▶ [DIRECTIONS] Repeat the material exactly, leaving nothing out.

▶ [INFORMATION PROVIDED]
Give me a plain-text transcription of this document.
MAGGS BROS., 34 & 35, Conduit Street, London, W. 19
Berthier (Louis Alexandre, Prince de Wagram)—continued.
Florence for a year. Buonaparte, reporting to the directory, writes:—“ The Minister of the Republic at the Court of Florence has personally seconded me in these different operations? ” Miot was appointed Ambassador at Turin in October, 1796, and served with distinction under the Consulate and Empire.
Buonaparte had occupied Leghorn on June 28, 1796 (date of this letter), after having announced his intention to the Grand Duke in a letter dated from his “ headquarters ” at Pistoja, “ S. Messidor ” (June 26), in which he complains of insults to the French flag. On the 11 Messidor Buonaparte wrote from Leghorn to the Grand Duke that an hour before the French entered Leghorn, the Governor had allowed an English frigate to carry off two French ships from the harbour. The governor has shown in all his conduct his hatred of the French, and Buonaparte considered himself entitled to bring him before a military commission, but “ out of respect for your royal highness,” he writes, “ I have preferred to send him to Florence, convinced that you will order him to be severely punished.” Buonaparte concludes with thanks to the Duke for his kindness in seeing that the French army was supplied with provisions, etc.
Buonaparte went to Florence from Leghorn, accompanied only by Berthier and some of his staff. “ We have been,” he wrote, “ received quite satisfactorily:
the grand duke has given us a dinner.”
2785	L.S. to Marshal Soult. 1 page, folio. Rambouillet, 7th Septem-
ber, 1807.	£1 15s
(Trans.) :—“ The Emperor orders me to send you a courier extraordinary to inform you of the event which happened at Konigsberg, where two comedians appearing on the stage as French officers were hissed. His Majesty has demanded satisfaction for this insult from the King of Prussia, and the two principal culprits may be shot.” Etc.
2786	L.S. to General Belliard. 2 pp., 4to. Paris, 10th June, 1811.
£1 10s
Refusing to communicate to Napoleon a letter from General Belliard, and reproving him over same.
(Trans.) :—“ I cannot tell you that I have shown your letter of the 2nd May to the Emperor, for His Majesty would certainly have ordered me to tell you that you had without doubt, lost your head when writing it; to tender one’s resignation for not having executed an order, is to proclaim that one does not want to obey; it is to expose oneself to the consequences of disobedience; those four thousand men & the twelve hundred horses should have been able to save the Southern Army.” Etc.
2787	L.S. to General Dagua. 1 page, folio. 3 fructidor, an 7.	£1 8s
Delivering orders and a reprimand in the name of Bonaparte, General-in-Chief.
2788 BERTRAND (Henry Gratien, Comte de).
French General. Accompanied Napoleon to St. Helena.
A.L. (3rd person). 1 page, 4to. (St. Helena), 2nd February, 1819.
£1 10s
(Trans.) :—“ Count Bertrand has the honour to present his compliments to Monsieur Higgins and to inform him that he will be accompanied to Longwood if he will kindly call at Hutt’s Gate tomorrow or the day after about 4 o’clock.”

▶ [CORRECT RESULT]
Give me a plain-text transcription of this document.
MAGGS BROS., 34 & 35, Conduit Street, London, W. 19
Berthier (Louis Alexandre, Prince de Wagram)—continued.
Florence for a year. Buonaparte, reporting to the directory, writes:—“ The Minister of the Republic at the Court of Florence has personally seconded me in these different operations? ” Miot was appointed Ambassador at Turin in October, 1796, and served with distinction under the Consulate and Empire.
Buonaparte had occupied Leghorn on June 28, 1796 (date of this letter), after having announced his intention to the Grand Duke in a letter dated from his “ headquarters ” at Pistoja, “ S. Messidor ” (June 26), in which he complains of insults to the French flag. On the 11 Messidor Buonaparte wrote from Leghorn to the Grand Duke that an hour before the French entered Leghorn, the Governor had allowed an English frigate to carry off two French ships from the harbour. The governor has shown in all his conduct his hatred of the French, and Buonaparte considered himself entitled to bring him before a military commission, but “ out of respect for your royal highness,” he writes, “ I have preferred to send him to Florence, convinced that you will order him to be severely punished.” Buonaparte concludes with thanks to the Duke for his kindness in seeing that the French army was supplied with provisions, etc.
Buonaparte went to Florence from Leghorn, accompanied only by Berthier and some of his staff. “ We have been,” he wrote, “ received quite satisfactorily:
the grand duke has given us a dinner.”
2785	L.S. to Marshal Soult. 1 page, folio. Rambouillet, 7th Septem-
ber, 1807.	£1 15s
(Trans.) :—“ The Emperor orders me to send you a courier extraordinary to inform you of the event which happened at Konigsberg, where two comedians appearing on the stage as French officers were hissed. His Majesty has demanded satisfaction for this insult from the King of Prussia, and the two principal culprits may be shot.” Etc.
2786	L.S. to General Belliard. 2 pp., 4to. Paris, 10th June, 1811.
£1 10s
Refusing to communicate to Napoleon a letter from General Belliard, and reproving him over same.
(Trans.) :—“ I cannot tell you that I have shown your letter of the 2nd May to the Emperor, for His Majesty would certainly have ordered me to tell you that you had without doubt, lost your head when writing it; to tender one’s resignation for not having executed an order, is to proclaim that one does not want to obey; it is to expose oneself to the consequences of disobedience; those four thousand men & the twelve hundred horses should have been able to save the Southern Army.” Etc.
2787	L.S. to General Dagua. 1 page, folio. 3 fructidor, an 7.	£1 8s
Delivering orders and a reprimand in the name of Bonaparte, General-in-Chief.
2788 BERTRAND (Henry Gratien, Comte de).
French General. Accompanied Napoleon to St. Helena.
A.L. (3rd person). 1 page, 4to. (St. Helena), 2nd February, 1819.
£1 10s
(Trans.) :—“ Count Bertrand has the honour to present his compliments to Monsieur Higgins and to inform him that he will be accompanied to Longwood if he will kindly call at Hutt’s Gate tomorrow or the day after about 4 o’clock.”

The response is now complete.